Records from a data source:
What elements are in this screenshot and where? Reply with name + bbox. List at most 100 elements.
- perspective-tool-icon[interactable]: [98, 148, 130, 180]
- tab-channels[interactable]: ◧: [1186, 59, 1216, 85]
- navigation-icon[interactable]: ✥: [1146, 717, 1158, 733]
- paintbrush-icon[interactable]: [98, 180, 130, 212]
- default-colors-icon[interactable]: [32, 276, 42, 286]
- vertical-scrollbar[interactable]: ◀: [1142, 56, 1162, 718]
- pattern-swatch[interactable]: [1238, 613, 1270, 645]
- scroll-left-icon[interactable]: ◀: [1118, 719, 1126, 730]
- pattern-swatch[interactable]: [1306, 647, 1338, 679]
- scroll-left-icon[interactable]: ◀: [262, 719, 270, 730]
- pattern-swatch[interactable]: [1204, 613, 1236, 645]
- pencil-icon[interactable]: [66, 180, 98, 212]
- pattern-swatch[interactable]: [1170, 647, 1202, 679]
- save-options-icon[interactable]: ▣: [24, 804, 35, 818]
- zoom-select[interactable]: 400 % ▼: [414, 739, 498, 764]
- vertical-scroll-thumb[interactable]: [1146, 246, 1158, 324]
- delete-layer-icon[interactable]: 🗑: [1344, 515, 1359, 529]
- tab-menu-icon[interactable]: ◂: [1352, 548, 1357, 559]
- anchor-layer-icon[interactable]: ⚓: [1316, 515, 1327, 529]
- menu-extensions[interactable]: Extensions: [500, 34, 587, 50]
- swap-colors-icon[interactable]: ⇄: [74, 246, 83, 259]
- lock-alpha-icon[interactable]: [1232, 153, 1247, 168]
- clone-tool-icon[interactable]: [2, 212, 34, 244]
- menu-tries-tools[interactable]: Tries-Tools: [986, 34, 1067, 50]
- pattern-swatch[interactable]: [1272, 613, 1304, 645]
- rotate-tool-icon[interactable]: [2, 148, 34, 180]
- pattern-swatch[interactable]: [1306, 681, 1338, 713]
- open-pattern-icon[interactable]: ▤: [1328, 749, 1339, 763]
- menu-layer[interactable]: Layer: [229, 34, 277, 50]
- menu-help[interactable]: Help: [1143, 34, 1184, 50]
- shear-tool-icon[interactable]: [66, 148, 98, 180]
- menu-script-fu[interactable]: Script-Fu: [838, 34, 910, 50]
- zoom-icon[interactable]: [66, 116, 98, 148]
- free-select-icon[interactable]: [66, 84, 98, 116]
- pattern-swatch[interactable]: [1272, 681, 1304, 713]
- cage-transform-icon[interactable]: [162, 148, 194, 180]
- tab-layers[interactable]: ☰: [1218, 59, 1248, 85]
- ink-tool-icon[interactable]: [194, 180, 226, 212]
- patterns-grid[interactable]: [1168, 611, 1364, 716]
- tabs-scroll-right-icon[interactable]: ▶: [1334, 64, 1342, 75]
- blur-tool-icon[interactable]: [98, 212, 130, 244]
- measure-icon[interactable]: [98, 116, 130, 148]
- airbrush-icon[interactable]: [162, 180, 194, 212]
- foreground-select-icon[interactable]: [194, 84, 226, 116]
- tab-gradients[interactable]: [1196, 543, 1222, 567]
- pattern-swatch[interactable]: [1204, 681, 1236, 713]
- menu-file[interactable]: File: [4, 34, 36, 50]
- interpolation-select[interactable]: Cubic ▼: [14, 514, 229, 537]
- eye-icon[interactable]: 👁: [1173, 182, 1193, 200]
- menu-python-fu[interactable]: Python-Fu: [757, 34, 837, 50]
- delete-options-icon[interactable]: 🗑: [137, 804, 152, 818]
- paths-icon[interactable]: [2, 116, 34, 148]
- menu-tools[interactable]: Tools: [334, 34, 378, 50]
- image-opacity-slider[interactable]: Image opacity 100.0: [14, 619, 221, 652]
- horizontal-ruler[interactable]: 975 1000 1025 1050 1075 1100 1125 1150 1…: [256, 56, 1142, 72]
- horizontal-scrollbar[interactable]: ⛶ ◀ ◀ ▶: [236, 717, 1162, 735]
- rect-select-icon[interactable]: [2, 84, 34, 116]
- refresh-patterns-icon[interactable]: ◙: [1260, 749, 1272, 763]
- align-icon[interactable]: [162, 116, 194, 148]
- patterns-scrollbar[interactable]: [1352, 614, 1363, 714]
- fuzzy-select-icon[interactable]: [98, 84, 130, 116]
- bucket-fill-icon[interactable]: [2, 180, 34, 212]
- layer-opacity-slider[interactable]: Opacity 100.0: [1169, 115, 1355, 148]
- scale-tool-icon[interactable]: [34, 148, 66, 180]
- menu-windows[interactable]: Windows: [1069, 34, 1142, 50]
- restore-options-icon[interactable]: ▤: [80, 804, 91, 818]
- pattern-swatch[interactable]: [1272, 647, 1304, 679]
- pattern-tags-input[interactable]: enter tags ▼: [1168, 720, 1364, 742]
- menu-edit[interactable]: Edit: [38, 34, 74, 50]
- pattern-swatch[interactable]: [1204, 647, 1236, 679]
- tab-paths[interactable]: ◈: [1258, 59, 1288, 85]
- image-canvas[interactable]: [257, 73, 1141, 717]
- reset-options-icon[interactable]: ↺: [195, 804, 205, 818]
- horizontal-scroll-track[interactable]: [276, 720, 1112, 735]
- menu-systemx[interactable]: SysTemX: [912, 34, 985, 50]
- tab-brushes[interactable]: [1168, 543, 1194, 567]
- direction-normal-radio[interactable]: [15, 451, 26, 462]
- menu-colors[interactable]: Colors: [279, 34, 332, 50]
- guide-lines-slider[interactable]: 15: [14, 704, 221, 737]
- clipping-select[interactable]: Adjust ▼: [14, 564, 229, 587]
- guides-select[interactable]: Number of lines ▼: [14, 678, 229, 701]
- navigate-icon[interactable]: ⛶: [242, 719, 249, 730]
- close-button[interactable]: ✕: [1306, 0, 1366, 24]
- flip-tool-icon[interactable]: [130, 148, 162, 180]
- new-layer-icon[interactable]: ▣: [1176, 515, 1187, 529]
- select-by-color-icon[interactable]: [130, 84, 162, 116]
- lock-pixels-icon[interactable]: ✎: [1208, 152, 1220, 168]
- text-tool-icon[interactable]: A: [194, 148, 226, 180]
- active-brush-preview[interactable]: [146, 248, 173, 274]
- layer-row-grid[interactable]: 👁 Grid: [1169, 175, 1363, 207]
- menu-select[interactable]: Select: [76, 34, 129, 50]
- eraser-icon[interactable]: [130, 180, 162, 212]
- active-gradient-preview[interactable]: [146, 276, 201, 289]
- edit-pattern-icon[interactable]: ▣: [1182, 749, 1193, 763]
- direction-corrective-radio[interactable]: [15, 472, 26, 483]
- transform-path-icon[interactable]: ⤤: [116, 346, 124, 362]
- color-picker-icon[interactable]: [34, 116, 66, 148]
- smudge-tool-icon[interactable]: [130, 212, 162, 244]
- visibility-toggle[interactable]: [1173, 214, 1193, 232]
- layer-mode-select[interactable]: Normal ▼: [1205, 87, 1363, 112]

__Set task__
Echo the part of the rows that opens at the very first line and closes with the line containing "34, 1067, 50]", both included, with every character unchanged.

__Output of the exercise__
What elements are in this screenshot and where? Reply with name + bbox. List at most 100 elements.
- perspective-tool-icon[interactable]: [98, 148, 130, 180]
- tab-channels[interactable]: ◧: [1186, 59, 1216, 85]
- navigation-icon[interactable]: ✥: [1146, 717, 1158, 733]
- paintbrush-icon[interactable]: [98, 180, 130, 212]
- default-colors-icon[interactable]: [32, 276, 42, 286]
- vertical-scrollbar[interactable]: ◀: [1142, 56, 1162, 718]
- pattern-swatch[interactable]: [1238, 613, 1270, 645]
- scroll-left-icon[interactable]: ◀: [1118, 719, 1126, 730]
- pattern-swatch[interactable]: [1306, 647, 1338, 679]
- scroll-left-icon[interactable]: ◀: [262, 719, 270, 730]
- pattern-swatch[interactable]: [1204, 613, 1236, 645]
- pencil-icon[interactable]: [66, 180, 98, 212]
- pattern-swatch[interactable]: [1170, 647, 1202, 679]
- save-options-icon[interactable]: ▣: [24, 804, 35, 818]
- zoom-select[interactable]: 400 % ▼: [414, 739, 498, 764]
- vertical-scroll-thumb[interactable]: [1146, 246, 1158, 324]
- delete-layer-icon[interactable]: 🗑: [1344, 515, 1359, 529]
- tab-menu-icon[interactable]: ◂: [1352, 548, 1357, 559]
- anchor-layer-icon[interactable]: ⚓: [1316, 515, 1327, 529]
- menu-extensions[interactable]: Extensions: [500, 34, 587, 50]
- swap-colors-icon[interactable]: ⇄: [74, 246, 83, 259]
- lock-alpha-icon[interactable]: [1232, 153, 1247, 168]
- clone-tool-icon[interactable]: [2, 212, 34, 244]
- menu-tries-tools[interactable]: Tries-Tools: [986, 34, 1067, 50]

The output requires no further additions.